PAGE TEXT:
[start]

Dollar Bank’s position is that its mortgage liens were never divested because Dollar Bank was not paid at closing. Dollar Bank also asserts that it was Maronda’s responsibility to make sure that Dollar Bank was paid from the proceeds of sale. In Dollar Bank’s objection to Maronda’s motion requesting a hearing with respect to Motion No. 01-7373, Dkt. # 104, Dollar Bank argues, inter alia, that Maronda is asking this court to amend its November 16, 2001, order.5 Maronda’s motion does not request that relief. Furthermore, no amendment to the order is required. The order clearly divested the liens from the property and imposed them on the proceeds of sale without condition. Proceeds were disbursed at the closing on November 30, 2001. Dollar Bank did not receive its share of the proceeds at closing because Dollar Bank did not appear at the closing and did not act to stay the closing or seek other relief from the court. The fact that Dollar Bank did not receive funds at closing does not establish that its liens were not divested on November 16. Dollar Bank argued at the May 16th hearing that Maronda is liable for the misconduct of Debtor’s former counsel because former counsel was, in effect, Maronda’s agent, making Maronda the principal. In this regard Dollar Bank cites In re Arrow Mill Development Corp., 185 B.R. 190 (Bankr. D.N.J.1995). That case involved rent payments that were placed in escrow pending resolution of a dispute between a shopping center tenant and a chapter 11 debtor. The court held that rent payments did not become estate property because the condition that would have vested title in the debtor as the escrow grantee never occurred. (That condition was an arbitration award allowing for retroactive adjustment.) Id. at 194. Thus, the escrow funds in Arrow Mill never became estate property. In Arrow Mill the grantor of funds, although not in possession of the funds, held the legal title. In the case before us, the funds in the hands of Debtor’s former counsel were subject to creditors’ liens— those same liens that, before issuance of the order confirming the sale, had attached to Debtor’s real estate. Once this court entered the order confirming the sale, the liens were divested from the real estate and attached solely to the funds. The fact that the funds disappeared through the escrow agent’s misconduct does not undo the effect of the sale confirmation order. Furthermore, there was no condition precedent to the liens attaching to the proceeds.

[end]

WHAT IS ASKED:
[1] According to the passage on Dollar Bank's liens, on what date were proceeds disbursed at the closing?
[2] Using the passage on Dollar Bank's liens, explain why the rent payments in Arrow Mill did not become estate property.
[3] Pick up the passage on Dollar Bank's liens from its last sentence and continue it.

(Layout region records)
[start]

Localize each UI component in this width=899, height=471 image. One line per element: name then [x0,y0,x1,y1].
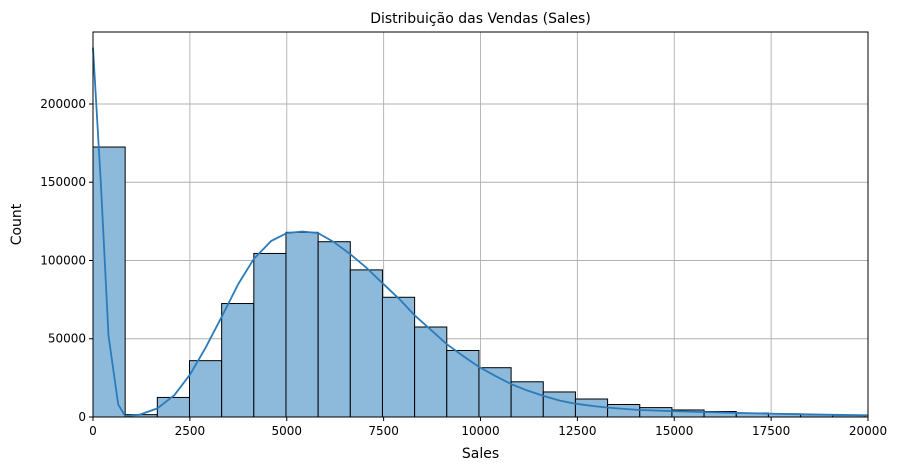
x-tick-label: 15000 [655,424,693,438]
x-tick-label: 2500 [175,424,206,438]
histogram-bar [574,398,609,418]
x-axis-ticks: 0 2500 5000 7500 10000 12500 15000 17500 20000 [89,417,887,438]
x-tick-label: 20000 [849,424,887,438]
histogram-bar [639,407,673,418]
kde-curve [92,47,869,418]
histogram-bar [156,396,190,418]
x-tick-label: 5000 [271,424,302,438]
histogram-bar [349,269,383,418]
x-tick-label: 0 [89,424,97,438]
y-axis-ticks: 0 50000 100000 150000 200000 [40,97,93,424]
y-axis-label: Count [9,203,25,245]
y-tick-label: 0 [78,410,86,424]
y-tick-label: 150000 [40,175,86,189]
x-tick-label: 7500 [368,424,399,438]
histogram-bar [510,381,544,418]
histogram-bar [381,296,416,418]
histogram-bars [92,146,866,418]
kde-curve-group [92,47,869,418]
histogram-bar [414,326,448,418]
grid-lines [92,32,869,418]
x-tick-label: 17500 [752,424,790,438]
histogram-bar [446,349,480,418]
histogram-bar [188,360,223,418]
y-tick-label: 50000 [48,332,86,346]
histogram-bar [607,403,641,418]
histogram-bar [542,391,576,418]
histogram-bar [221,303,255,418]
histogram-bar [317,241,351,418]
y-tick-label: 100000 [40,253,86,267]
x-axis-label: Sales [462,446,499,462]
x-tick-label: 10000 [461,424,499,438]
chart-title: Distribuição das Vendas (Sales) [370,11,591,27]
histogram-bar [253,252,287,418]
histogram-bar [285,231,319,418]
x-tick-label: 12500 [558,424,596,438]
histogram-bar [92,146,126,418]
y-tick-label: 200000 [40,97,86,111]
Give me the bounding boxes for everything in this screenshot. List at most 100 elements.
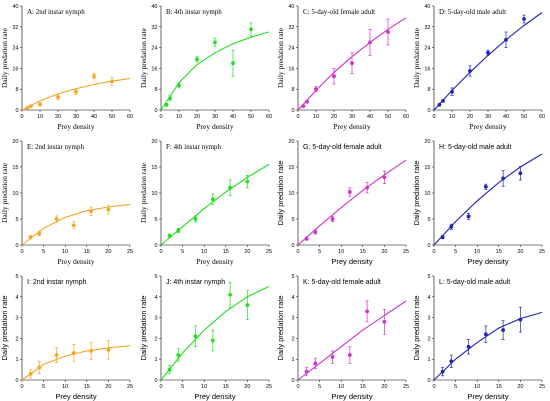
y-tick-label: 3: [427, 316, 430, 322]
x-tick-label: 0: [20, 384, 23, 390]
x-tick-label: 0: [20, 114, 23, 120]
x-tick-label: 15: [223, 249, 229, 255]
data-point: [313, 230, 318, 234]
y-tick-label: 0: [291, 108, 294, 114]
x-tick-label: 5: [454, 249, 457, 255]
y-tick-label: 5: [427, 217, 430, 223]
x-axis-label: Prey density: [331, 392, 373, 401]
y-tick-label: 16: [12, 66, 18, 72]
y-tick-label: 10: [424, 191, 430, 197]
panel-title: L: 5-day-old male adult: [439, 279, 510, 286]
x-tick-label: 50: [109, 114, 115, 120]
x-tick-label: 25: [266, 384, 272, 390]
data-point: [37, 365, 42, 370]
x-tick-label: 20: [55, 114, 61, 120]
y-tick-label: 8: [154, 87, 157, 93]
y-axis-label: Daily predation rate: [0, 27, 9, 88]
panel-title: K: 5-day-old female adult: [303, 279, 381, 286]
data-point: [301, 104, 306, 108]
x-tick-label: 10: [338, 384, 344, 390]
x-tick-label: 0: [432, 114, 435, 120]
panel-title: C: 5-day-old female adult: [303, 8, 375, 16]
y-tick-label: 3: [291, 316, 294, 322]
y-tick-label: 0: [427, 378, 430, 384]
panel-d: 0 10 20 30 40 50 60 0 8 16 24 32 40 Prey density Daily…: [412, 4, 545, 131]
x-tick-label: 40: [503, 114, 509, 120]
x-axis-label: Prey density: [331, 257, 373, 266]
data-point: [466, 214, 471, 219]
data-point: [38, 102, 42, 107]
x-tick-label: 15: [496, 249, 502, 255]
data-point: [71, 351, 76, 355]
data-point: [228, 185, 233, 190]
y-tick-label: 0: [291, 378, 294, 384]
data-point: [176, 228, 181, 233]
panel-c: 0 10 20 30 40 50 60 0 8 16 24 32 40 Prey density Daily…: [276, 4, 409, 131]
fitted-curve: [297, 300, 407, 381]
panel-h: 0 5 10 15 20 25 0 5 10 15 20 Prey density Daily pred…: [412, 139, 545, 266]
y-axis-label: Daily predation rate: [0, 295, 9, 360]
data-point: [193, 217, 198, 221]
y-tick-label: 0: [154, 108, 157, 114]
data-point: [106, 207, 111, 212]
data-point: [440, 235, 445, 240]
x-tick-label: 0: [159, 249, 162, 255]
data-point: [177, 83, 181, 88]
x-axis-label: Prey density: [467, 392, 509, 401]
y-tick-label: 5: [291, 217, 294, 223]
y-axis-label: Daily predation rate: [276, 27, 285, 88]
y-tick-label: 5: [154, 274, 157, 280]
data-point: [501, 328, 506, 332]
x-axis-label: Prey density: [55, 392, 97, 401]
x-tick-label: 40: [230, 114, 236, 120]
y-tick-label: 15: [12, 165, 18, 171]
data-point: [176, 353, 181, 357]
y-tick-label: 5: [15, 274, 18, 280]
data-point: [518, 171, 523, 176]
x-tick-label: 10: [474, 249, 480, 255]
x-tick-label: 20: [381, 384, 387, 390]
y-tick-label: 32: [288, 25, 294, 31]
data-point: [54, 353, 59, 357]
x-tick-label: 20: [194, 114, 200, 120]
x-tick-label: 5: [181, 384, 184, 390]
panel-j: 0 5 10 15 20 25 0 1 2 3 4 5 Prey density Daily predat…: [139, 274, 272, 401]
data-point: [56, 95, 60, 99]
data-point: [486, 50, 490, 55]
data-point: [29, 104, 33, 108]
x-tick-label: 15: [84, 384, 90, 390]
data-point: [468, 69, 472, 73]
data-point: [365, 185, 370, 190]
x-tick-label: 15: [223, 384, 229, 390]
y-tick-label: 5: [15, 217, 18, 223]
y-tick-label: 8: [15, 87, 18, 93]
data-point: [92, 74, 96, 79]
data-point: [449, 224, 454, 229]
y-tick-label: 2: [154, 336, 157, 342]
x-tick-label: 40: [367, 114, 373, 120]
data-point: [305, 99, 309, 104]
data-point: [449, 359, 454, 364]
y-tick-label: 0: [15, 108, 18, 114]
x-tick-label: 50: [385, 114, 391, 120]
y-axis-label: Daily predation rate: [139, 27, 148, 88]
y-tick-label: 32: [12, 25, 18, 31]
y-tick-label: 20: [151, 139, 157, 145]
x-tick-label: 20: [467, 114, 473, 120]
x-tick-label: 0: [432, 384, 435, 390]
y-axis-label: Daily predation rate: [0, 162, 9, 223]
x-tick-label: 40: [91, 114, 97, 120]
x-axis-label: Prey density: [57, 257, 95, 266]
y-tick-label: 10: [151, 191, 157, 197]
data-point: [314, 87, 318, 92]
x-tick-label: 60: [539, 114, 545, 120]
panel-a: 0 10 20 30 40 50 60 0 8 16 24 32 40 Prey density Daily…: [0, 4, 133, 131]
data-point: [28, 235, 33, 240]
y-tick-label: 40: [424, 4, 430, 10]
y-tick-label: 4: [427, 295, 430, 301]
data-point: [382, 175, 387, 180]
panel-k: 0 5 10 15 20 25 0 1 2 3 4 5 Prey density Daily predat…: [276, 274, 409, 401]
fitted-curve: [160, 285, 270, 381]
y-tick-label: 20: [288, 139, 294, 145]
x-tick-label: 20: [517, 384, 523, 390]
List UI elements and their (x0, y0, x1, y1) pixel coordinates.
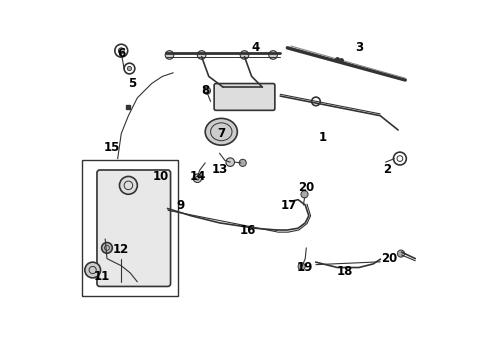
Text: 1: 1 (318, 131, 326, 144)
Text: 12: 12 (113, 243, 129, 256)
Circle shape (268, 51, 277, 59)
Text: 13: 13 (211, 163, 227, 176)
Circle shape (239, 159, 246, 166)
Circle shape (300, 191, 307, 198)
Circle shape (119, 176, 137, 194)
Circle shape (84, 262, 101, 278)
Circle shape (197, 51, 205, 59)
Circle shape (298, 263, 305, 270)
Text: 7: 7 (217, 127, 225, 140)
Text: 20: 20 (297, 181, 313, 194)
Circle shape (127, 66, 131, 71)
Text: 15: 15 (104, 141, 120, 154)
Text: 2: 2 (383, 163, 391, 176)
FancyBboxPatch shape (214, 84, 274, 111)
Text: 8: 8 (201, 84, 209, 97)
Text: 18: 18 (336, 265, 352, 278)
Text: 6: 6 (117, 47, 125, 60)
Circle shape (165, 51, 173, 59)
Ellipse shape (205, 118, 237, 145)
Text: 11: 11 (93, 270, 109, 283)
Circle shape (397, 250, 404, 257)
Text: 3: 3 (354, 41, 362, 54)
Text: 17: 17 (281, 198, 297, 212)
Circle shape (203, 87, 210, 94)
Circle shape (118, 48, 124, 54)
Circle shape (193, 174, 201, 183)
Circle shape (240, 51, 248, 59)
Text: 19: 19 (296, 261, 313, 274)
Text: 20: 20 (380, 252, 396, 265)
Text: 9: 9 (176, 198, 184, 212)
Text: 10: 10 (152, 170, 168, 183)
Bar (82, 160, 178, 296)
Text: 14: 14 (189, 170, 206, 183)
Text: 5: 5 (127, 77, 136, 90)
Circle shape (225, 158, 234, 166)
Circle shape (102, 243, 112, 253)
FancyBboxPatch shape (97, 170, 170, 287)
Text: 16: 16 (240, 224, 256, 237)
Text: 4: 4 (250, 41, 259, 54)
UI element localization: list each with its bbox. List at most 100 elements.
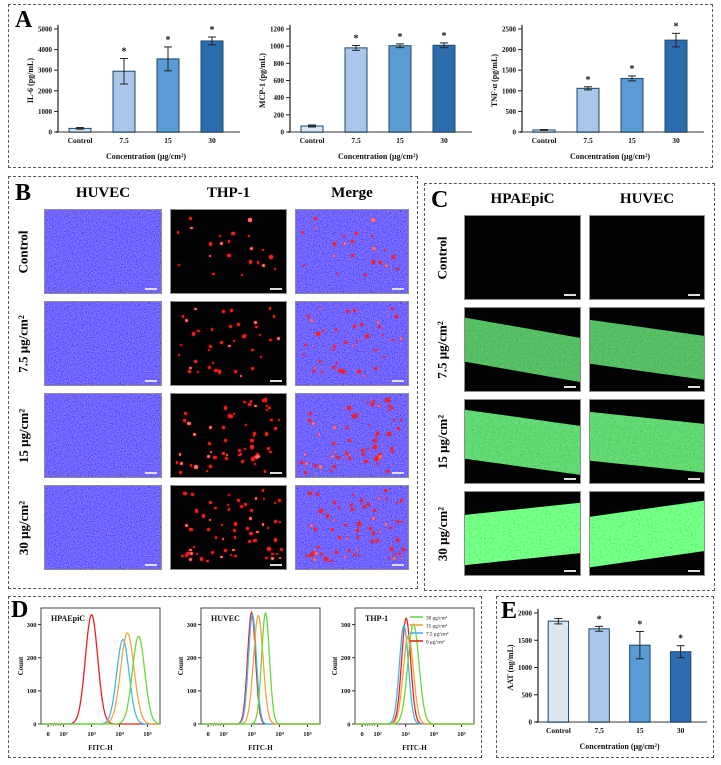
micrograph-c-15-g-cm-hpaepic (464, 399, 581, 484)
scale-bar (688, 478, 700, 480)
bar-chart-il6: 0 1000 2000 3000 4000 5000 IL-6 (pg/mL) Control… (26, 25, 240, 161)
svg-text:30: 30 (440, 136, 448, 145)
panel-a-label: A (15, 7, 33, 33)
svg-text:*: * (166, 35, 171, 46)
chart-tnfa: 0 500 1000 1500 2000 2500 TNF-α (pg/mL) Control… (488, 16, 706, 162)
micrograph-c-7-5-g-cm-huvec (589, 307, 705, 392)
micrograph-b-15-g-cm-merge (295, 393, 409, 478)
svg-text:10⁵: 10⁵ (457, 731, 466, 738)
svg-text:THP-1: THP-1 (365, 614, 388, 623)
svg-text:10⁵: 10⁵ (303, 731, 312, 738)
red-dots-layer (296, 486, 408, 569)
red-dots-layer (171, 394, 286, 477)
svg-text:0: 0 (281, 129, 285, 137)
micrograph-c-30-g-cm-huvec (589, 491, 705, 576)
row-label-text: 30 μg/cm² (16, 500, 32, 555)
fluorescence-texture (45, 486, 161, 569)
fluorescence-texture (465, 407, 580, 478)
svg-text:*: * (586, 75, 591, 86)
micrograph-b-7-5-g-cm-huvec (44, 301, 162, 386)
panel-c-column-header-huvec: HUVEC (619, 191, 675, 207)
svg-text:10⁵: 10⁵ (143, 731, 152, 738)
svg-text:7.5 μg/cm²: 7.5 μg/cm² (426, 632, 449, 638)
micrograph-c-30-g-cm-hpaepic (464, 491, 581, 576)
fluorescence-texture (45, 302, 161, 385)
fluorescence-texture (465, 500, 580, 567)
scale-bar (564, 570, 576, 572)
svg-text:200: 200 (187, 655, 197, 662)
svg-text:*: * (354, 33, 359, 44)
fluorescence-texture (296, 210, 408, 293)
svg-text:10³: 10³ (247, 731, 256, 738)
svg-text:*: * (442, 31, 447, 42)
svg-text:Count: Count (331, 656, 339, 675)
scale-bar (270, 288, 282, 290)
svg-text:IL-6 (pg/mL): IL-6 (pg/mL) (26, 58, 35, 103)
panel-b-row-label-7-5-g-cm: 7.5 μg/cm² (12, 301, 36, 386)
row-label-text: Control (435, 235, 451, 280)
svg-text:Concentration (μg/cm²): Concentration (μg/cm²) (106, 152, 186, 161)
scale-bar (688, 294, 700, 296)
svg-text:TNF-α (pg/mL): TNF-α (pg/mL) (490, 54, 499, 107)
scale-bar (564, 294, 576, 296)
scale-bar (145, 472, 157, 474)
panel-b-column-header-huvec: HUVEC (75, 185, 131, 201)
scale-bar (270, 380, 282, 382)
red-dots-layer (171, 302, 286, 385)
chart-mcp1: 0 200 400 600 800 1000 1200 MCP-1 (pg/mL) Contro… (256, 16, 474, 162)
svg-text:1000: 1000 (270, 43, 285, 51)
fluorescence-texture (45, 210, 161, 293)
scale-bar (270, 472, 282, 474)
svg-text:100: 100 (341, 688, 351, 695)
svg-text:0: 0 (207, 731, 210, 738)
svg-text:0: 0 (47, 731, 50, 738)
svg-text:100: 100 (27, 688, 37, 695)
svg-text:400: 400 (274, 94, 285, 102)
svg-text:Concentration (μg/cm²): Concentration (μg/cm²) (579, 742, 659, 751)
micrograph-b-control-huvec (44, 209, 162, 294)
panel-c-label: C (431, 187, 449, 213)
svg-text:7.5: 7.5 (583, 136, 593, 145)
svg-text:10⁴: 10⁴ (429, 731, 438, 738)
panel-d-label: D (11, 597, 29, 623)
svg-text:*: * (597, 614, 602, 625)
panel-e-label: E (501, 598, 518, 624)
histogram-huvec: 0 100 200 300 0 10² 10³ 10⁴ 10⁵ HUVEC Count FITC-H (177, 607, 321, 752)
svg-text:3000: 3000 (38, 67, 53, 75)
svg-text:HPAEpiC: HPAEpiC (51, 614, 85, 623)
panel-c-row-label-15-g-cm: 15 μg/cm² (430, 399, 456, 484)
red-dots-layer (296, 394, 408, 477)
svg-text:10²: 10² (373, 731, 382, 738)
chart-thp1: 0 100 200 300 0 10² 10³ 10⁴ 10⁵ THP-1 Count FITC-H 3… (330, 602, 478, 752)
svg-text:1000: 1000 (518, 664, 533, 672)
panel-b-label: B (15, 180, 32, 206)
svg-text:AAT (ng/mL): AAT (ng/mL) (506, 644, 515, 690)
svg-text:10⁴: 10⁴ (115, 731, 124, 738)
svg-text:1000: 1000 (38, 108, 53, 116)
svg-text:5000: 5000 (38, 26, 53, 34)
red-dots-layer (171, 486, 286, 569)
chart-huvec: 0 100 200 300 0 10² 10³ 10⁴ 10⁵ HUVEC Count FITC-H (176, 602, 324, 752)
micrograph-b-control-thp-1 (170, 209, 287, 294)
svg-text:Count: Count (177, 656, 185, 675)
fluorescence-texture (465, 314, 580, 385)
svg-text:500: 500 (506, 108, 517, 116)
svg-text:10³: 10³ (87, 731, 96, 738)
svg-text:1500: 1500 (502, 67, 517, 75)
scale-bar (145, 288, 157, 290)
svg-text:Concentration (μg/cm²): Concentration (μg/cm²) (570, 152, 650, 161)
scale-bar (688, 386, 700, 388)
bar-chart-mcp1: 0 200 400 600 800 1000 1200 MCP-1 (pg/mL) Contro… (258, 25, 472, 161)
svg-text:7.5: 7.5 (351, 136, 361, 145)
micrograph-c-control-huvec (589, 215, 705, 300)
svg-text:0: 0 (347, 721, 350, 728)
row-label-text: 7.5 μg/cm² (16, 314, 32, 373)
svg-text:1000: 1000 (502, 87, 517, 95)
micrograph-c-control-hpaepic (464, 215, 581, 300)
svg-text:200: 200 (274, 111, 285, 119)
svg-text:*: * (678, 634, 683, 645)
scale-bar (145, 564, 157, 566)
svg-text:15 μg/cm²: 15 μg/cm² (426, 624, 448, 630)
svg-text:300: 300 (341, 622, 351, 629)
svg-text:2000: 2000 (38, 87, 53, 95)
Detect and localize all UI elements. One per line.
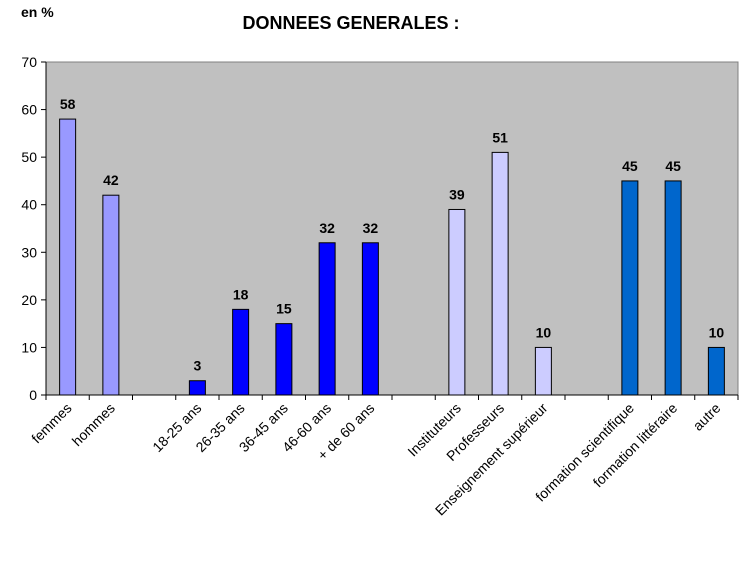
data-label: 45 bbox=[622, 158, 638, 174]
data-label: 3 bbox=[193, 358, 201, 374]
bar bbox=[621, 180, 639, 396]
x-tick-label: formation littéraire bbox=[590, 400, 681, 491]
data-label: 10 bbox=[709, 324, 725, 340]
y-tick-label: 10 bbox=[21, 339, 37, 355]
data-label: 18 bbox=[233, 286, 249, 302]
data-label: 32 bbox=[319, 220, 335, 236]
unit-label: en % bbox=[21, 4, 54, 20]
x-tick-label: hommes bbox=[69, 400, 118, 449]
data-label: 58 bbox=[60, 96, 76, 112]
y-tick-label: 60 bbox=[21, 102, 37, 118]
bar bbox=[491, 151, 509, 396]
bar bbox=[318, 242, 336, 396]
data-label: 10 bbox=[536, 324, 552, 340]
bar bbox=[275, 323, 293, 396]
bar bbox=[534, 346, 552, 396]
y-tick-label: 0 bbox=[29, 387, 37, 403]
x-tick-label: femmes bbox=[28, 400, 75, 447]
data-label: 42 bbox=[103, 172, 119, 188]
bar bbox=[448, 208, 466, 396]
x-tick-label: autre bbox=[690, 400, 724, 434]
bar bbox=[232, 308, 250, 396]
bar bbox=[707, 346, 725, 396]
data-label: 32 bbox=[363, 220, 379, 236]
data-label: 45 bbox=[665, 158, 681, 174]
bar bbox=[188, 380, 206, 396]
data-label: 15 bbox=[276, 301, 292, 317]
y-tick-label: 40 bbox=[21, 197, 37, 213]
chart-title: DONNEES GENERALES : bbox=[242, 13, 460, 33]
data-label: 39 bbox=[449, 186, 465, 202]
bar bbox=[59, 118, 77, 396]
y-tick-label: 50 bbox=[21, 149, 37, 165]
bar bbox=[361, 242, 379, 396]
bar bbox=[102, 194, 120, 396]
bar bbox=[664, 180, 682, 396]
y-tick-label: 70 bbox=[21, 54, 37, 70]
data-label: 51 bbox=[492, 129, 508, 145]
y-tick-label: 20 bbox=[21, 292, 37, 308]
y-tick-label: 30 bbox=[21, 244, 37, 260]
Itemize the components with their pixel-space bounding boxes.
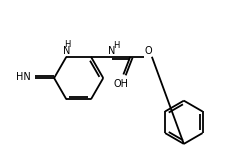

[end]

RESULTS FOR THE EXERCISE:
[1] November 30, 2001.

[2] The rent payments never became estate property because the condition that would have vested title in the debtor as the escrow grantee never occurred. That condition was an arbitration award allowing for retroactive adjustment.

[3]
Dollar Bank also cites Zaremba v. Konopka, 94 N.J.Super. 300, 228 A.2d 91 (1967), where a contract for sale of real *103estate provided for a down payment and was contingent on the purchasers getting a mortgage. When the real estate agent embezzled the down payment, the purchasers waived the contingency in part. The court held that the loss was to be borne by the purchasers who had at least equitable title to the escrowed down payment. The court stated as the “general rule” that, between buyer and seller, the loss falls on the one who owns the property at the time of the loss. Pennsylvania law provides that Debtor as mortgagor is deemed to have transferred the property subject to the mortgage to the mortgagee in fee simple upon the condition that, if the mortgagor repays the debt on time, the mortgagee will reconvey the property. See Commerce Bank v. Mountain View Village, Inc., 5 F.3d 34 (3d Cir.1993). Accordingly, even before the bankruptcy and the sale Dollar Bank held the defeasible fee interest in Debtor’s real estate. When the order confirming the sale was entered Dollar Bank’s interest in the real estate was transferred to the proceeds of the sale and divested from the real estate. At the time of the closing the funds subject to Dollar Bank’s lien were available to Dollar Bank which, from and after the entry of the sale confirmation order, “owned” the funds. Thus, even under the cases Dollar Bank cites, Dollar Bank bears the risk of loss, not Maronda.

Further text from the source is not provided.